___ The input

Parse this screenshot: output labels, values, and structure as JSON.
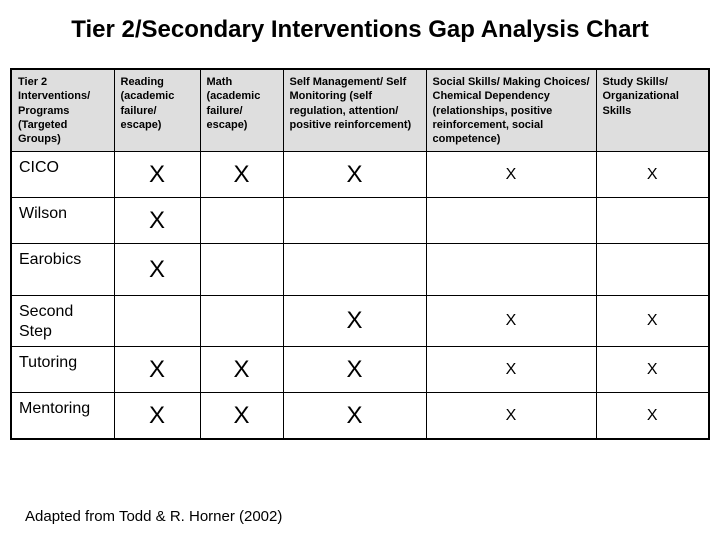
{
  "title": "Tier 2/Secondary Interventions Gap Analysis Chart",
  "footer": "Adapted from Todd & R. Horner (2002)",
  "colors": {
    "background": "#ffffff",
    "header_bg": "#dedede",
    "border": "#000000",
    "text": "#000000"
  },
  "table": {
    "header": [
      "Tier 2 Interventions/ Programs (Targeted Groups)",
      "Reading (academic failure/ escape)",
      "Math (academic failure/ escape)",
      "Self Management/ Self Monitoring (self regulation, attention/ positive reinforcement)",
      "Social Skills/ Making Choices/ Chemical Dependency (relationships, positive reinforcement, social competence)",
      "Study Skills/ Organizational Skills"
    ],
    "mark_sizes": [
      "large",
      "large",
      "large",
      "small",
      "small"
    ],
    "rows": [
      {
        "label": "CICO",
        "marks": [
          "X",
          "X",
          "X",
          "X",
          "X"
        ]
      },
      {
        "label": "Wilson",
        "marks": [
          "X",
          "",
          "",
          "",
          ""
        ]
      },
      {
        "label": "Earobics",
        "marks": [
          "X",
          "",
          "",
          "",
          ""
        ]
      },
      {
        "label": "Second Step",
        "marks": [
          "",
          "",
          "X",
          "X",
          "X"
        ]
      },
      {
        "label": "Tutoring",
        "marks": [
          "X",
          "X",
          "X",
          "X",
          "X"
        ]
      },
      {
        "label": "Mentoring",
        "marks": [
          "X",
          "X",
          "X",
          "X",
          "X"
        ]
      }
    ]
  },
  "chart_data": {
    "type": "table",
    "title": "Tier 2/Secondary Interventions Gap Analysis Chart",
    "columns": [
      "Tier 2 Interventions/ Programs (Targeted Groups)",
      "Reading (academic failure/ escape)",
      "Math (academic failure/ escape)",
      "Self Management/ Self Monitoring (self regulation, attention/ positive reinforcement)",
      "Social Skills/ Making Choices/ Chemical Dependency (relationships, positive reinforcement, social competence)",
      "Study Skills/ Organizational Skills"
    ],
    "rows": [
      [
        "CICO",
        "X",
        "X",
        "X",
        "X",
        "X"
      ],
      [
        "Wilson",
        "X",
        "",
        "",
        "",
        ""
      ],
      [
        "Earobics",
        "X",
        "",
        "",
        "",
        ""
      ],
      [
        "Second Step",
        "",
        "",
        "X",
        "X",
        "X"
      ],
      [
        "Tutoring",
        "X",
        "X",
        "X",
        "X",
        "X"
      ],
      [
        "Mentoring",
        "X",
        "X",
        "X",
        "X",
        "X"
      ]
    ]
  }
}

______

- [Objective] Transcribe the records above exactly, omitting every picture they contain.

- [Answer for the task]
Parse this screenshot: output labels, values, and structure as JSON.
{
  "title": "Tier 2/Secondary Interventions Gap Analysis Chart",
  "footer": "Adapted from Todd & R. Horner (2002)",
  "colors": {
    "background": "#ffffff",
    "header_bg": "#dedede",
    "border": "#000000",
    "text": "#000000"
  },
  "table": {
    "header": [
      "Tier 2 Interventions/ Programs (Targeted Groups)",
      "Reading (academic failure/ escape)",
      "Math (academic failure/ escape)",
      "Self Management/ Self Monitoring (self regulation, attention/ positive reinforcement)",
      "Social Skills/ Making Choices/ Chemical Dependency (relationships, positive reinforcement, social competence)",
      "Study Skills/ Organizational Skills"
    ],
    "mark_sizes": [
      "large",
      "large",
      "large",
      "small",
      "small"
    ],
    "rows": [
      {
        "label": "CICO",
        "marks": [
          "X",
          "X",
          "X",
          "X",
          "X"
        ]
      },
      {
        "label": "Wilson",
        "marks": [
          "X",
          "",
          "",
          "",
          ""
        ]
      },
      {
        "label": "Earobics",
        "marks": [
          "X",
          "",
          "",
          "",
          ""
        ]
      },
      {
        "label": "Second Step",
        "marks": [
          "",
          "",
          "X",
          "X",
          "X"
        ]
      },
      {
        "label": "Tutoring",
        "marks": [
          "X",
          "X",
          "X",
          "X",
          "X"
        ]
      },
      {
        "label": "Mentoring",
        "marks": [
          "X",
          "X",
          "X",
          "X",
          "X"
        ]
      }
    ]
  },
  "chart_data": {
    "type": "table",
    "title": "Tier 2/Secondary Interventions Gap Analysis Chart",
    "columns": [
      "Tier 2 Interventions/ Programs (Targeted Groups)",
      "Reading (academic failure/ escape)",
      "Math (academic failure/ escape)",
      "Self Management/ Self Monitoring (self regulation, attention/ positive reinforcement)",
      "Social Skills/ Making Choices/ Chemical Dependency (relationships, positive reinforcement, social competence)",
      "Study Skills/ Organizational Skills"
    ],
    "rows": [
      [
        "CICO",
        "X",
        "X",
        "X",
        "X",
        "X"
      ],
      [
        "Wilson",
        "X",
        "",
        "",
        "",
        ""
      ],
      [
        "Earobics",
        "X",
        "",
        "",
        "",
        ""
      ],
      [
        "Second Step",
        "",
        "",
        "X",
        "X",
        "X"
      ],
      [
        "Tutoring",
        "X",
        "X",
        "X",
        "X",
        "X"
      ],
      [
        "Mentoring",
        "X",
        "X",
        "X",
        "X",
        "X"
      ]
    ]
  }
}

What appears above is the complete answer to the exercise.